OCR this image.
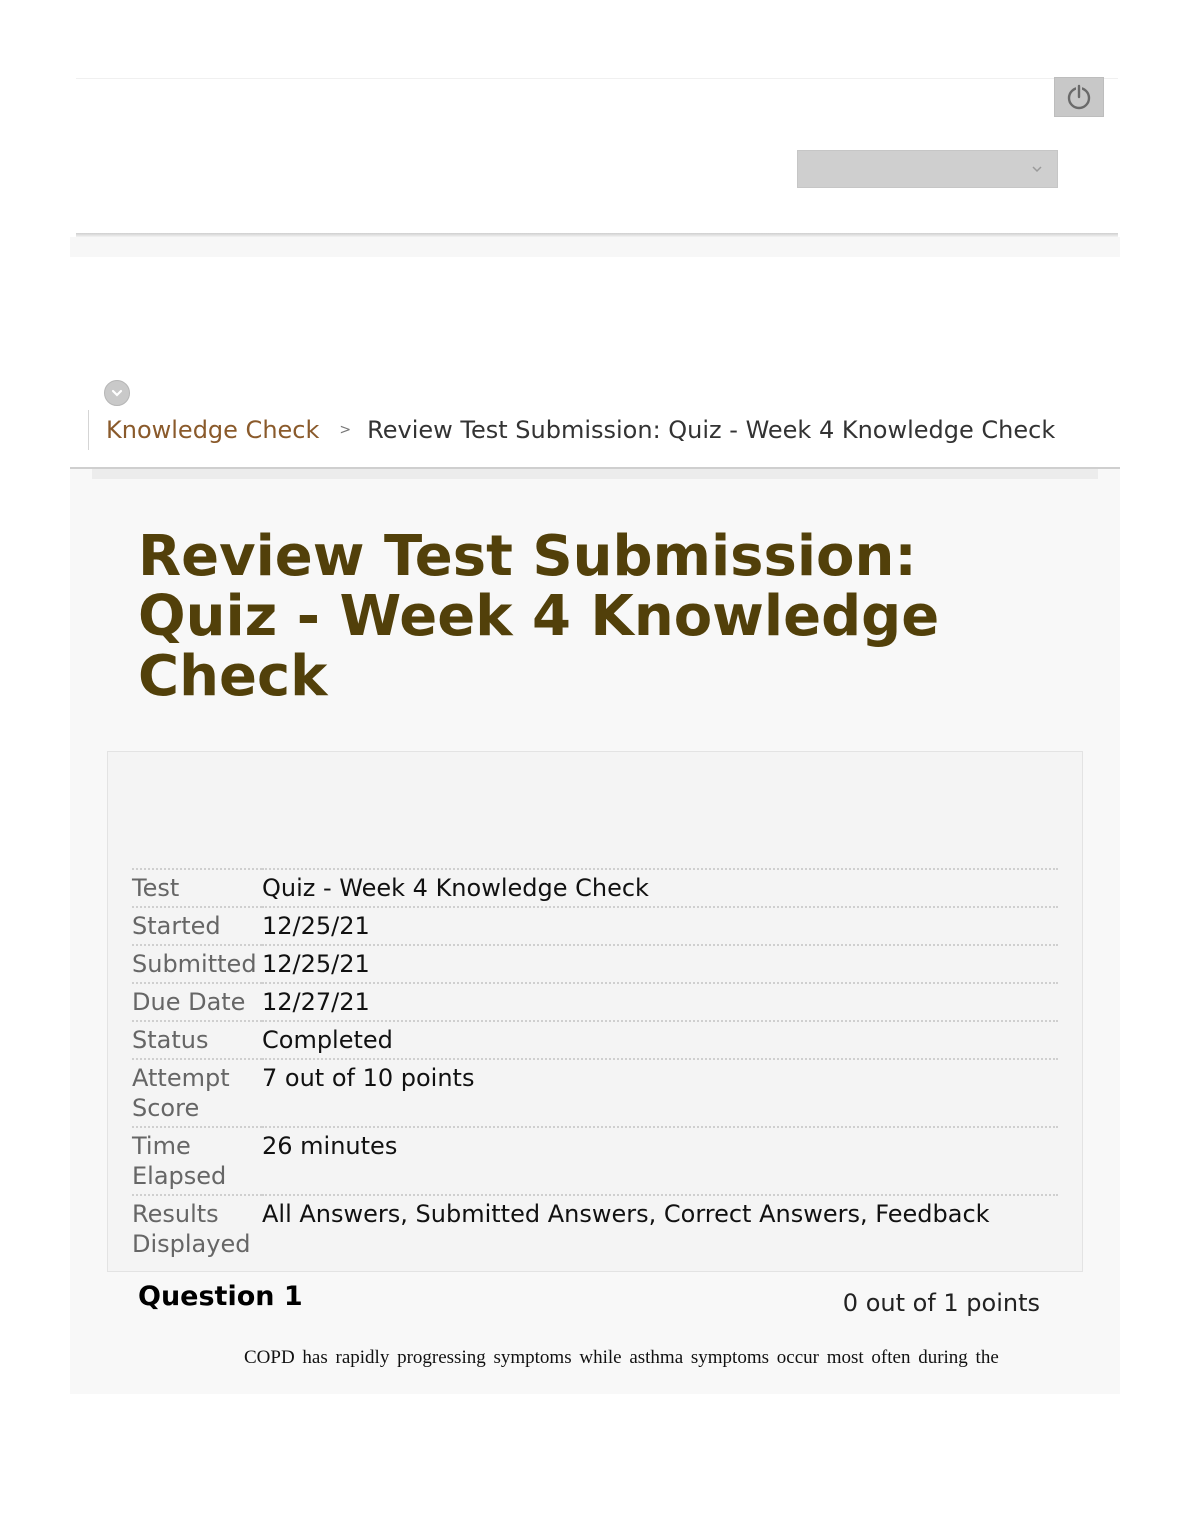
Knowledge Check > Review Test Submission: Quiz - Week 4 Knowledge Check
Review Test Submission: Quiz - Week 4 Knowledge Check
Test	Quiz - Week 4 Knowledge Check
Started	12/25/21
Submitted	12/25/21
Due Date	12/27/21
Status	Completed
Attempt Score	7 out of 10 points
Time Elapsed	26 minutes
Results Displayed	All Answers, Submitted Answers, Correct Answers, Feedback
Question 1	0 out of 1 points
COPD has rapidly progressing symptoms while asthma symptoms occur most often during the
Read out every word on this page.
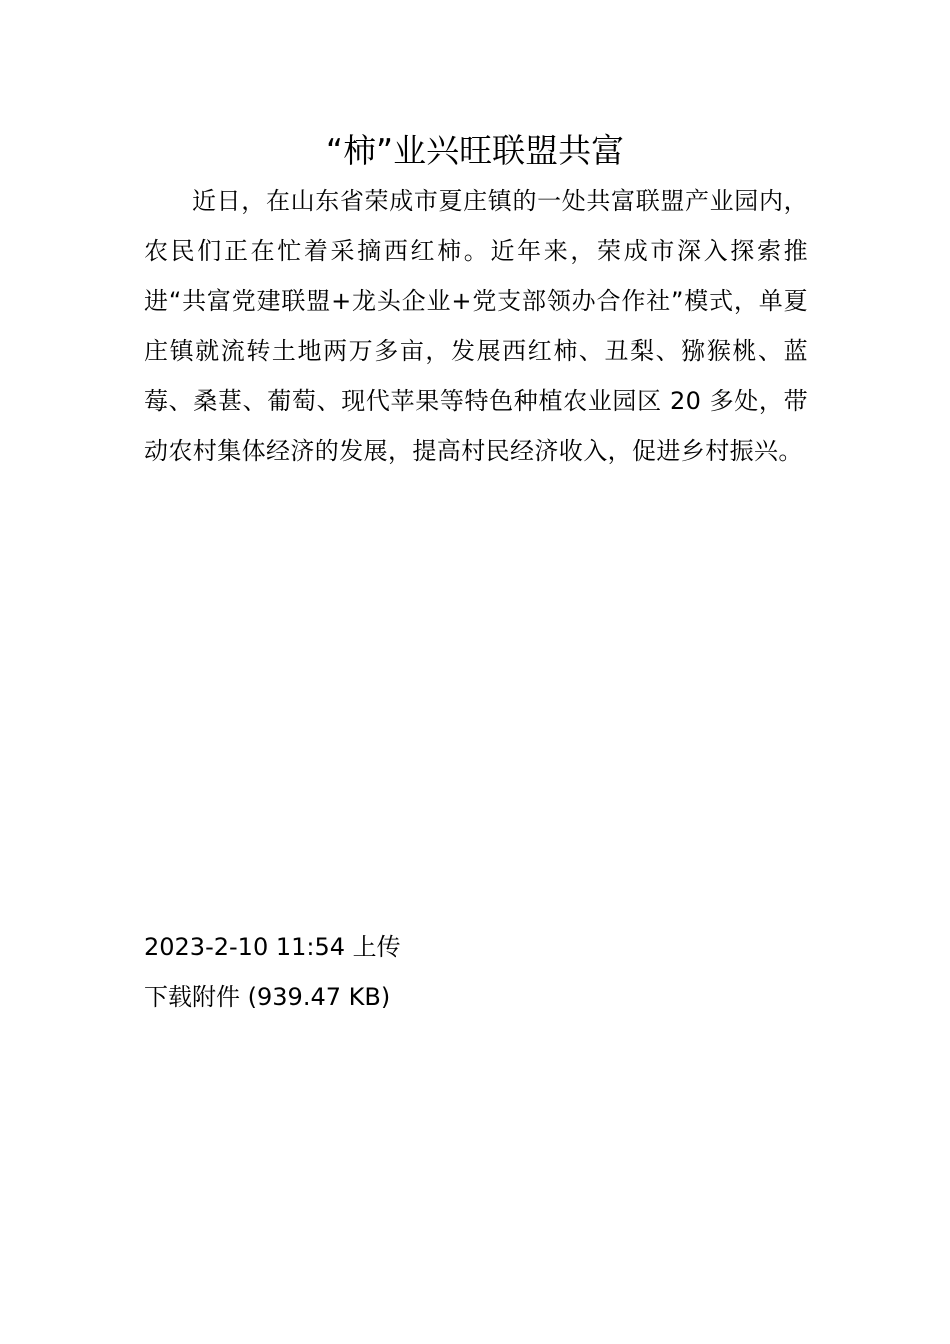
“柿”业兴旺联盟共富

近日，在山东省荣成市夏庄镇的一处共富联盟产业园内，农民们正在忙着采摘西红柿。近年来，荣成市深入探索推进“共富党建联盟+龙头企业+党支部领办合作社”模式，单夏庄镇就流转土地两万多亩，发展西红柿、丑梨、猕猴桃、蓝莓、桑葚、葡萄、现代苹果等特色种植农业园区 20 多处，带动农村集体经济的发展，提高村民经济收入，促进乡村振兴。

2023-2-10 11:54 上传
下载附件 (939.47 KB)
==*==
What to produce
All entries must be written out again exactly as given, with no pictures in the copy.

Expected answer
OCR this image.
Knowledge Check > Review Test Submission: Quiz - Week 4 Knowledge Check
Review Test Submission: Quiz - Week 4 Knowledge Check
Test	Quiz - Week 4 Knowledge Check
Started	12/25/21
Submitted	12/25/21
Due Date	12/27/21
Status	Completed
Attempt Score	7 out of 10 points
Time Elapsed	26 minutes
Results Displayed	All Answers, Submitted Answers, Correct Answers, Feedback
Question 1	0 out of 1 points
COPD has rapidly progressing symptoms while asthma symptoms occur most often during the
Read out every word on this page.
“柿”业兴旺联盟共富

近日，在山东省荣成市夏庄镇的一处共富联盟产业园内，农民们正在忙着采摘西红柿。近年来，荣成市深入探索推进“共富党建联盟+龙头企业+党支部领办合作社”模式，单夏庄镇就流转土地两万多亩，发展西红柿、丑梨、猕猴桃、蓝莓、桑葚、葡萄、现代苹果等特色种植农业园区 20 多处，带动农村集体经济的发展，提高村民经济收入，促进乡村振兴。

2023-2-10 11:54 上传
下载附件 (939.47 KB)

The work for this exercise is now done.